Data for processing –
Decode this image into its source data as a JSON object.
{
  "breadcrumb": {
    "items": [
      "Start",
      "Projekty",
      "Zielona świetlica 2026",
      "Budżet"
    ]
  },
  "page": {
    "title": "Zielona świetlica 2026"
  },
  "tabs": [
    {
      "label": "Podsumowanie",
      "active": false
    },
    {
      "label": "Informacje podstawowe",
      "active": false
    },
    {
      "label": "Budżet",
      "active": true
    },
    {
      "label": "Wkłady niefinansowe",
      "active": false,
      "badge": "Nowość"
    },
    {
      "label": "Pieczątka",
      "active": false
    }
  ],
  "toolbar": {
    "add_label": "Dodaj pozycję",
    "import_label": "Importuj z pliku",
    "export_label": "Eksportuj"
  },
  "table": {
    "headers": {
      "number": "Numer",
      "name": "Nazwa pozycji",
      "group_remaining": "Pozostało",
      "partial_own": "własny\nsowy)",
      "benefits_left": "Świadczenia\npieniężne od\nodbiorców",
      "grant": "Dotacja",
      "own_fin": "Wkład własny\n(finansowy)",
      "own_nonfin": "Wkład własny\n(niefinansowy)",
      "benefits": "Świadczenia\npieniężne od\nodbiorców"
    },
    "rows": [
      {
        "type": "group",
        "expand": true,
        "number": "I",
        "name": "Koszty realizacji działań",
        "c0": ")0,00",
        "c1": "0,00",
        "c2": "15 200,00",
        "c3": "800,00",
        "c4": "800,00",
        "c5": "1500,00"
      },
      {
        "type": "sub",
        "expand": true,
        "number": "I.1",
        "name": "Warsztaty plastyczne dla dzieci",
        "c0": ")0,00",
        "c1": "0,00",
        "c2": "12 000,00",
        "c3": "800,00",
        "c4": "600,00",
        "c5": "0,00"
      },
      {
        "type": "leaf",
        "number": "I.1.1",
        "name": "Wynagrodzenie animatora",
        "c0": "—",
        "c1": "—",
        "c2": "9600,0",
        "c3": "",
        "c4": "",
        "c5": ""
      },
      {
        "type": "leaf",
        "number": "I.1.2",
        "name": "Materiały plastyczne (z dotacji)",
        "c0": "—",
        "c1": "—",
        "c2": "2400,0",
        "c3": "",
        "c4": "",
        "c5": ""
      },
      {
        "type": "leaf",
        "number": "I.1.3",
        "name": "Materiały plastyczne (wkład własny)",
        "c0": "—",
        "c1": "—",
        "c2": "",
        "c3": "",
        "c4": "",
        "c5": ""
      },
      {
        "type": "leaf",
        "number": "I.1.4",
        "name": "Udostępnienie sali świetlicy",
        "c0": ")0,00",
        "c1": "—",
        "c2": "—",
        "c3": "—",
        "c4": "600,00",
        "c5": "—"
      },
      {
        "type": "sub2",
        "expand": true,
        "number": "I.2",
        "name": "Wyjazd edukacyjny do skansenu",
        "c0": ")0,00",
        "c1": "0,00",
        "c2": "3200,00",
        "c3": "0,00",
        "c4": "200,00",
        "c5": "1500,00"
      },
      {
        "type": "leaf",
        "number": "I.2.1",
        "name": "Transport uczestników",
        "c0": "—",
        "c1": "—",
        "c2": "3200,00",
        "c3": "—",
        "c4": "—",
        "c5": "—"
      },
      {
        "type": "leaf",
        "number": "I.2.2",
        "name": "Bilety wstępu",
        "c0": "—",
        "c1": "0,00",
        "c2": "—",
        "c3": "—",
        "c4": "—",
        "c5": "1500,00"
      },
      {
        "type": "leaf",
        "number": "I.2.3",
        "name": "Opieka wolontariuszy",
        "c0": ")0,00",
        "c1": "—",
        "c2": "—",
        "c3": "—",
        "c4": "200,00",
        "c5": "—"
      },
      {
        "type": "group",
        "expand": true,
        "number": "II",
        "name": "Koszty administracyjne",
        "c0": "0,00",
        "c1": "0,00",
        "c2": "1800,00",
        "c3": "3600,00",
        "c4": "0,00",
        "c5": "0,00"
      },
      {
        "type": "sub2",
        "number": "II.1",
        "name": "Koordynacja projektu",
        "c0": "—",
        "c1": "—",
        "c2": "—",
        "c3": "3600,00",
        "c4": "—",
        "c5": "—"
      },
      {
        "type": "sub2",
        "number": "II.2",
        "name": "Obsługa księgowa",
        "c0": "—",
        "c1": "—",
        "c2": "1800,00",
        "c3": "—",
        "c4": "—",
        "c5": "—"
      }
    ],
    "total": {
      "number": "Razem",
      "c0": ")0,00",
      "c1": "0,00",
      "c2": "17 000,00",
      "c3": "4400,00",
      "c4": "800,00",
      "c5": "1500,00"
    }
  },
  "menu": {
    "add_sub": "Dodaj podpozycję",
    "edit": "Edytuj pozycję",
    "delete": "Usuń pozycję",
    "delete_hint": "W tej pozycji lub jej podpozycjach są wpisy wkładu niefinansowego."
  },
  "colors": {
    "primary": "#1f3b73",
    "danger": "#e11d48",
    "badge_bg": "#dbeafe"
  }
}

Exercise instructions – Take every line from the records above that has the word "pozycji" and copy it.

Complete answer –
      "name": "Nazwa pozycji",
    "delete_hint": "W tej pozycji lub jej podpozycjach są wpisy wkładu niefinansowego."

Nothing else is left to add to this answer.